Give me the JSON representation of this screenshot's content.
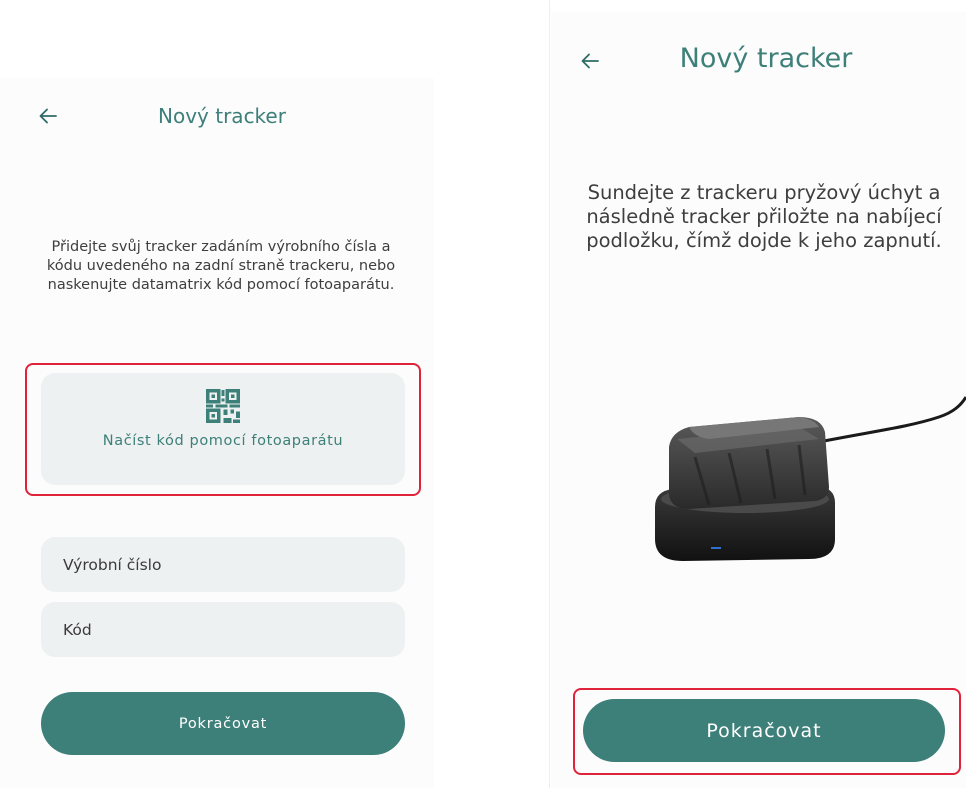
{
  "left": {
    "header": {
      "back_icon": "arrow-left-icon",
      "title": "Nový tracker"
    },
    "description": "Přidejte svůj tracker zadáním výrobního čísla a kódu uvedeného na zadní straně trackeru, nebo naskenujte datamatrix kód pomocí fotoaparátu.",
    "scan_card": {
      "icon": "qr-code-icon",
      "label": "Načíst kód pomocí fotoaparátu"
    },
    "fields": {
      "serial_placeholder": "Výrobní číslo",
      "code_placeholder": "Kód"
    },
    "continue_label": "Pokračovat"
  },
  "right": {
    "header": {
      "back_icon": "arrow-left-icon",
      "title": "Nový tracker"
    },
    "description": "Sundejte z trackeru pryžový úchyt a následně tracker přiložte na nabíjecí podložku, čímž dojde k jeho zapnutí.",
    "image": "tracker-on-charging-pad",
    "continue_label": "Pokračovat"
  },
  "colors": {
    "accent": "#3d7f79",
    "field_bg": "#eef1f1",
    "highlight": "#e0223a"
  }
}
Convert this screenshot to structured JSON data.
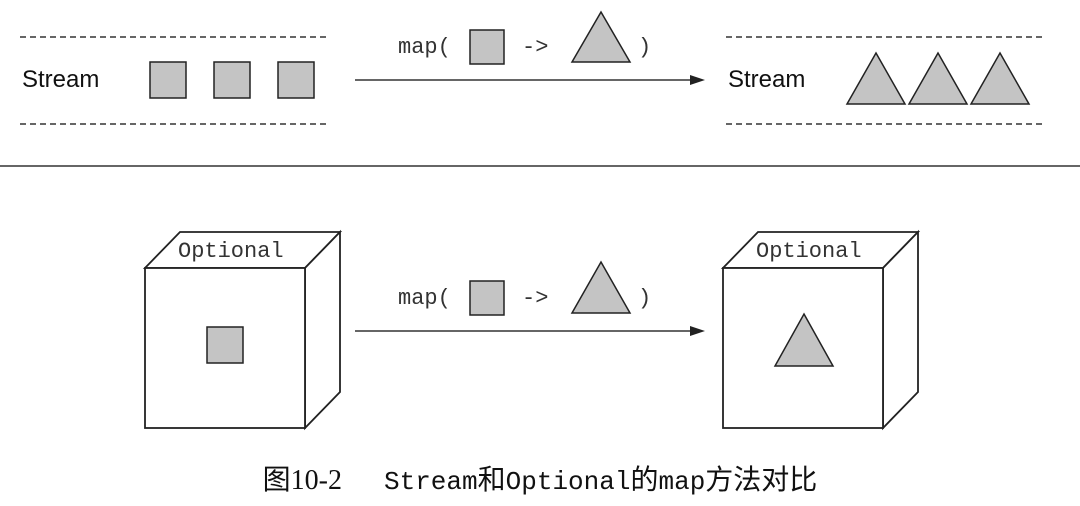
{
  "stream_section": {
    "left_label": "Stream",
    "right_label": "Stream",
    "map_label_prefix": "map(",
    "map_label_arrow": "->",
    "map_label_suffix": ")"
  },
  "optional_section": {
    "left_box_label": "Optional",
    "right_box_label": "Optional",
    "map_label_prefix": "map(",
    "map_label_arrow": "->",
    "map_label_suffix": ")"
  },
  "caption": {
    "figure_number": "图10-2",
    "text_part1": "Stream",
    "text_part2": "和",
    "text_part3": "Optional",
    "text_part4": "的",
    "text_part5": "map",
    "text_part6": "方法对比"
  },
  "colors": {
    "shape_fill": "#c4c4c4",
    "stroke": "#222222",
    "background": "#ffffff"
  }
}
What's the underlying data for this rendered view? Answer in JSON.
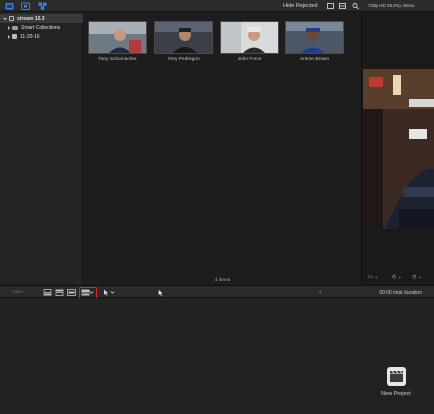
{
  "toolbar": {
    "icons": [
      "libraries-icon",
      "photos-icon",
      "titles-icon"
    ],
    "filter_label": "Hide Rejected",
    "format_label": "720p HD 29.97p, Mono"
  },
  "sidebar": {
    "items": [
      {
        "label": "stream 10.3",
        "icon": "library-icon",
        "expanded": true,
        "selected": true
      },
      {
        "label": "Smart Collections",
        "icon": "folder-icon",
        "expanded": false
      },
      {
        "label": "11-20-16",
        "icon": "event-icon",
        "expanded": false
      }
    ]
  },
  "browser": {
    "clips": [
      {
        "name": "Tony Schumacher"
      },
      {
        "name": "Tony Pedregon"
      },
      {
        "name": "John Force"
      },
      {
        "name": "Antron Brown"
      }
    ],
    "items_count": "4 items"
  },
  "timeline_toolbar": {
    "index_label": "Index",
    "duration": "00:00 total duration"
  },
  "timeline": {
    "new_project_label": "New Project"
  },
  "colors": {
    "highlight_box": "#e0221c",
    "accent_blue": "#3d7fe0"
  }
}
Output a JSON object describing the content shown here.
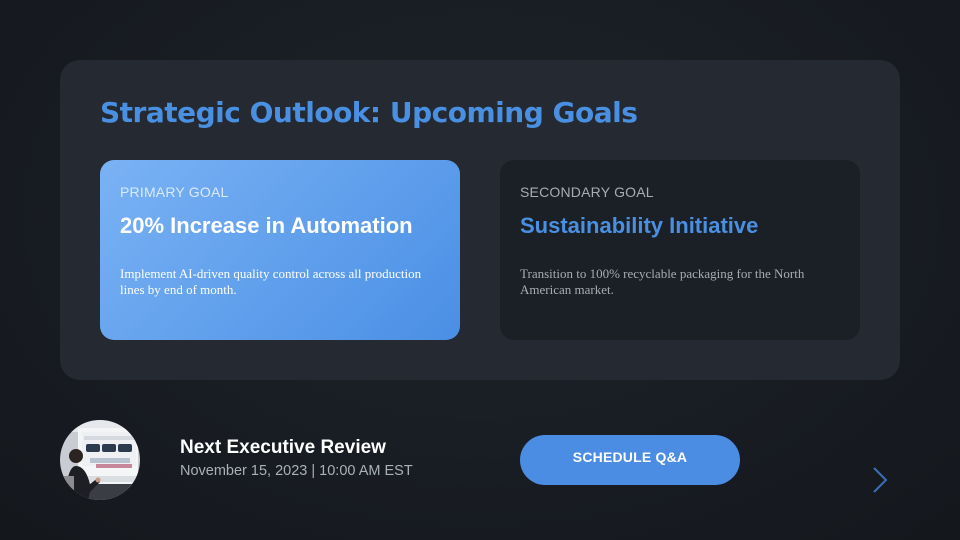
{
  "slide": {
    "title": "Strategic Outlook: Upcoming Goals"
  },
  "goals": [
    {
      "label": "PRIMARY GOAL",
      "heading": "20% Increase in Automation",
      "description": "Implement AI-driven quality control across all production lines by end of month."
    },
    {
      "label": "SECONDARY GOAL",
      "heading": "Sustainability Initiative",
      "description": "Transition to 100% recyclable packaging for the North American market."
    }
  ],
  "review": {
    "title": "Next Executive Review",
    "date": "November 15, 2023 | 10:00 AM EST"
  },
  "actions": {
    "schedule_label": "SCHEDULE Q&A"
  },
  "icons": {
    "next": "chevron-right-icon",
    "avatar": "presenter-photo"
  },
  "colors": {
    "accent": "#4a90e2",
    "background": "#171b21",
    "panel": "#252a32",
    "secondary_card": "#1b1f26"
  }
}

▸ Short problem
Make an exact copy of the lines above, starting at the line that contains "Output a JSON" and running through the final line of the entries. Omit the pictures.

▸ Reply to the task
Output a JSON object describing the content shown here.
{
  "slide": {
    "title": "Strategic Outlook: Upcoming Goals"
  },
  "goals": [
    {
      "label": "PRIMARY GOAL",
      "heading": "20% Increase in Automation",
      "description": "Implement AI-driven quality control across all production lines by end of month."
    },
    {
      "label": "SECONDARY GOAL",
      "heading": "Sustainability Initiative",
      "description": "Transition to 100% recyclable packaging for the North American market."
    }
  ],
  "review": {
    "title": "Next Executive Review",
    "date": "November 15, 2023 | 10:00 AM EST"
  },
  "actions": {
    "schedule_label": "SCHEDULE Q&A"
  },
  "icons": {
    "next": "chevron-right-icon",
    "avatar": "presenter-photo"
  },
  "colors": {
    "accent": "#4a90e2",
    "background": "#171b21",
    "panel": "#252a32",
    "secondary_card": "#1b1f26"
  }
}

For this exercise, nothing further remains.